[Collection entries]
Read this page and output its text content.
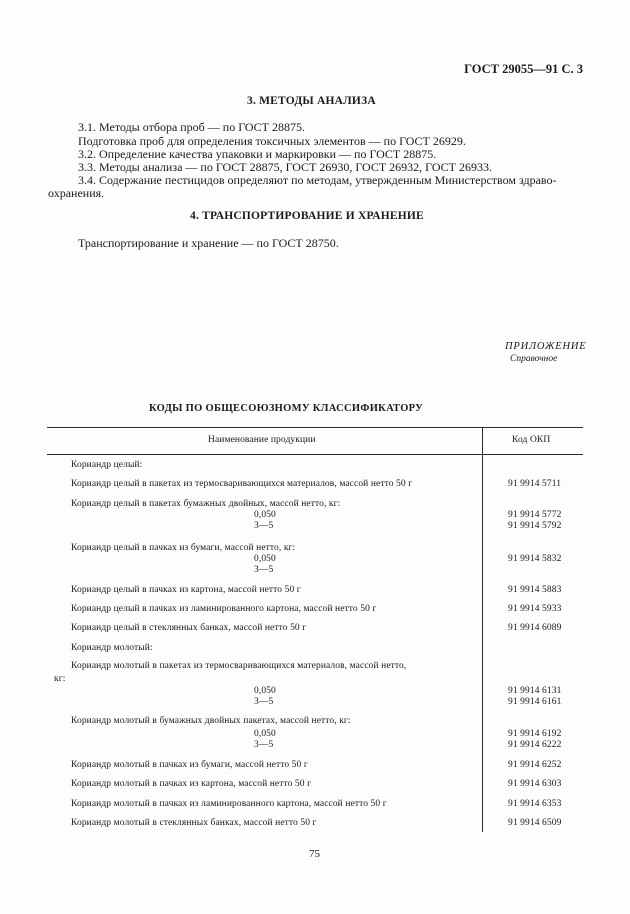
ГОСТ 29055—91 С. 3
3. МЕТОДЫ АНАЛИЗА
3.1. Методы отбора проб — по ГОСТ 28875.
Подготовка проб для определения токсичных элементов — по ГОСТ 26929.
3.2. Определение качества упаковки и маркировки — по ГОСТ 28875.
3.3. Методы анализа — по ГОСТ 28875, ГОСТ 26930, ГОСТ 26932, ГОСТ 26933.
3.4. Содержание пестицидов определяют по методам, утвержденным Министерством здраво-
охранения.
4. ТРАНСПОРТИРОВАНИЕ И ХРАНЕНИЕ
Транспортирование и хранение — по ГОСТ 28750.
ПРИЛОЖЕНИЕ
Справочное
КОДЫ ПО ОБЩЕСОЮЗНОМУ КЛАССИФИКАТОРУ
Наименование продукции	Код ОКП
Кориандр целый:
Кориандр целый в пакетах из термосваривающихся материалов, массой нетто 50 г	91 9914 5711
Кориандр целый в пакетах бумажных двойных, массой нетто, кг:
0,050	91 9914 5772
3—5	91 9914 5792
Кориандр целый в пачках из бумаги, массой нетто, кг:
0,050	91 9914 5832
3—5
Кориандр целый в пачках из картона, массой нетто 50 г	91 9914 5883
Кориандр целый в пачках из ламинированного картона, массой нетто 50 г	91 9914 5933
Кориандр целый в стеклянных банках, массой нетто 50 г	91 9914 6089
Кориандр молотый:
Кориандр молотый в пакетах из термосваривающихся материалов, массой нетто,
кг:
0,050	91 9914 6131
3—5	91 9914 6161
Кориандр молотый в бумажных двойных пакетах, массой нетто, кг:
0,050	91 9914 6192
3—5	91 9914 6222
Кориандр молотый в пачках из бумаги, массой нетто 50 г	91 9914 6252
Кориандр молотый в пачках из картона, массой нетто 50 г	91 9914 6303
Кориандр молотый в пачках из ламинированного картона, массой нетто 50 г	91 9914 6353
Кориандр молотый в стеклянных банках, массой нетто 50 г	91 9914 6509
75
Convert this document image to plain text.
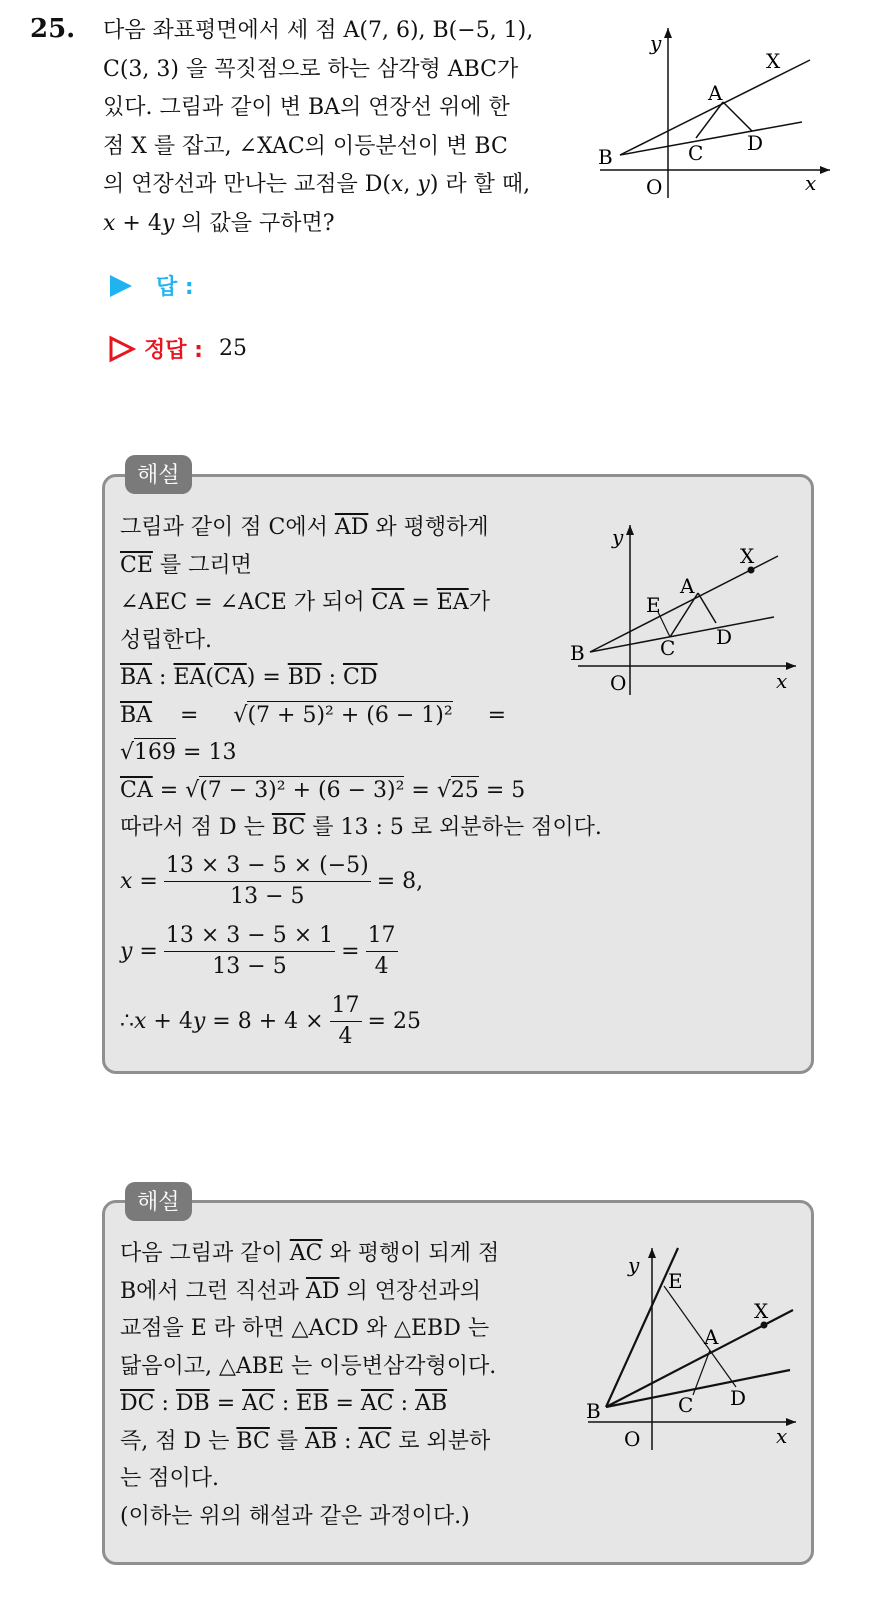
25. 다음 좌표평면에서 세 점 A(7, 6), B(−5, 1),
C(3, 3) 을 꼭짓점으로 하는 삼각형 ABC가
있다. 그림과 같이 변 BA의 연장선 위에 한
점 X 를 잡고, ∠XAC의 이등분선이 변 BC
의 연장선과 만나는 교점을 D(x, y) 라 할 때,
x + 4y 의 값을 구하면?
X
A
B	C D
O	x
y
답 :
정답 : 25
해설
그림과 같이 점 C에서 $\overline{AD}$ 와 평행하게
$\overline{CE}$ 를 그리면
∠AEC = ∠ACE 가 되어 $\overline{CA} = \overline{EA}$가
성립한다.
$\overline{BA}$ : $\overline{EA}(\overline{CA}) = \overline{BD}$ : $\overline{CD}$
$\overline{BA}$    =     √(7 + 5)² + (6 − 1)²     =
√169 = 13
$\overline{CA} = √(7 - 3)^2 + (6 - 3)^2 = √25 = 5$
따라서 점 D 는 $\overline{BC}$ 를 13 : 5 로 외분하는 점이다.
$x = \frac{13 \times 3 - 5 \times (-5)}{13 - 5} = 8$,
$y = \frac{13 \times 3 - 5 \times 1}{13 - 5} = \frac{17}{4}$
∴ x + 4 $y = 8 + 4 \times \frac{17}{4} = 25$
X
A
E
B	C D
O	x
y
해설
다음 그림과 같이 $\overline{AC}$ 와 평행이 되게 점
B에서 그런 직선과 $\overline{AD}$ 의 연장선과의
교점을 E 라 하면 △ACD 와 △EBD 는
닮음이고, △ABE 는 이등변삼각형이다.
$\overline{DC}$ : $\overline{DB} = \overline{AC}$ : $\overline{EB} = \overline{AC}$ : $\overline{AB}$
즉, 점 D 는 $\overline{BC}$ 를 $\overline{AB}$ : $\overline{AC}$ 로 외분하
는 점이다.
(이하는 위의 해설과 같은 과정이다.)
X
A
E
B	C D
O	x
y
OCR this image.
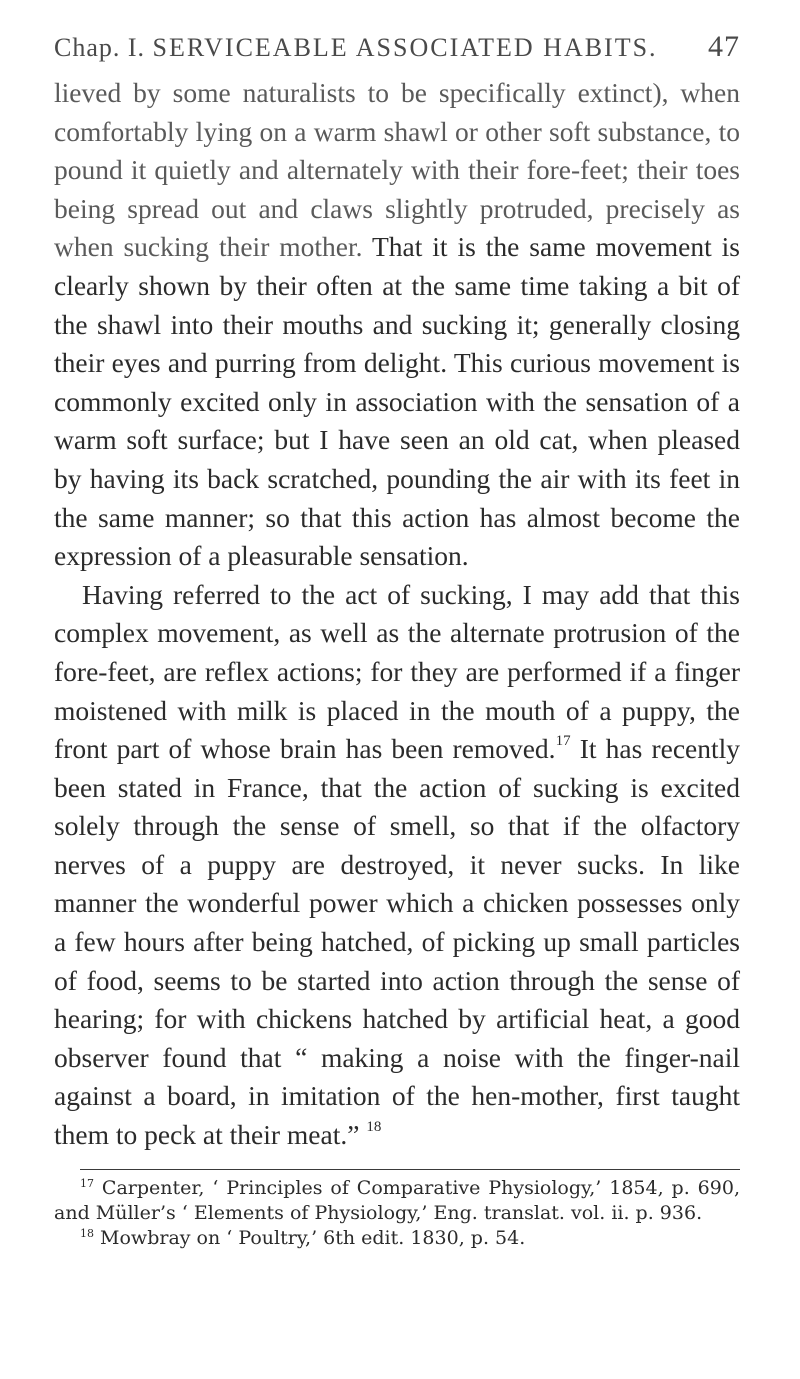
Chap. I. SERVICEABLE ASSOCIATED HABITS. 47

lieved by some naturalists to be specifically extinct), when comfortably lying on a warm shawl or other soft substance, to pound it quietly and alternately with their fore-feet; their toes being spread out and claws slightly protruded, precisely as when sucking their mother. That it is the same movement is clearly shown by their often at the same time taking a bit of the shawl into their mouths and sucking it; generally closing their eyes and purring from delight. This curious movement is commonly excited only in association with the sensation of a warm soft surface; but I have seen an old cat, when pleased by having its back scratched, pounding the air with its feet in the same manner; so that this action has almost become the expression of a pleasurable sensation.

Having referred to the act of sucking, I may add that this complex movement, as well as the alternate protrusion of the fore-feet, are reflex actions; for they are performed if a finger moistened with milk is placed in the mouth of a puppy, the front part of whose brain has been removed.$^{17}$ It has recently been stated in France, that the action of sucking is excited solely through the sense of smell, so that if the olfactory nerves of a puppy are destroyed, it never sucks. In like manner the wonderful power which a chicken possesses only a few hours after being hatched, of picking up small particles of food, seems to be started into action through the sense of hearing; for with chickens hatched by artificial heat, a good observer found that “ making a noise with the finger-nail against a board, in imitation of the hen-mother, first taught them to peck at their meat.” $^{18}$

$^{17}$ Carpenter, ‘ Principles of Comparative Physiology,’ 1854, p. 690, and Müller’s ‘ Elements of Physiology,’ Eng. translat. vol. ii. p. 936.

$^{18}$ Mowbray on ‘ Poultry,’ 6th edit. 1830, p. 54.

__Written task__: In the records shown above, how many lines include the word "термосваривающихся"? Answer with the number only.

__Task output__: 2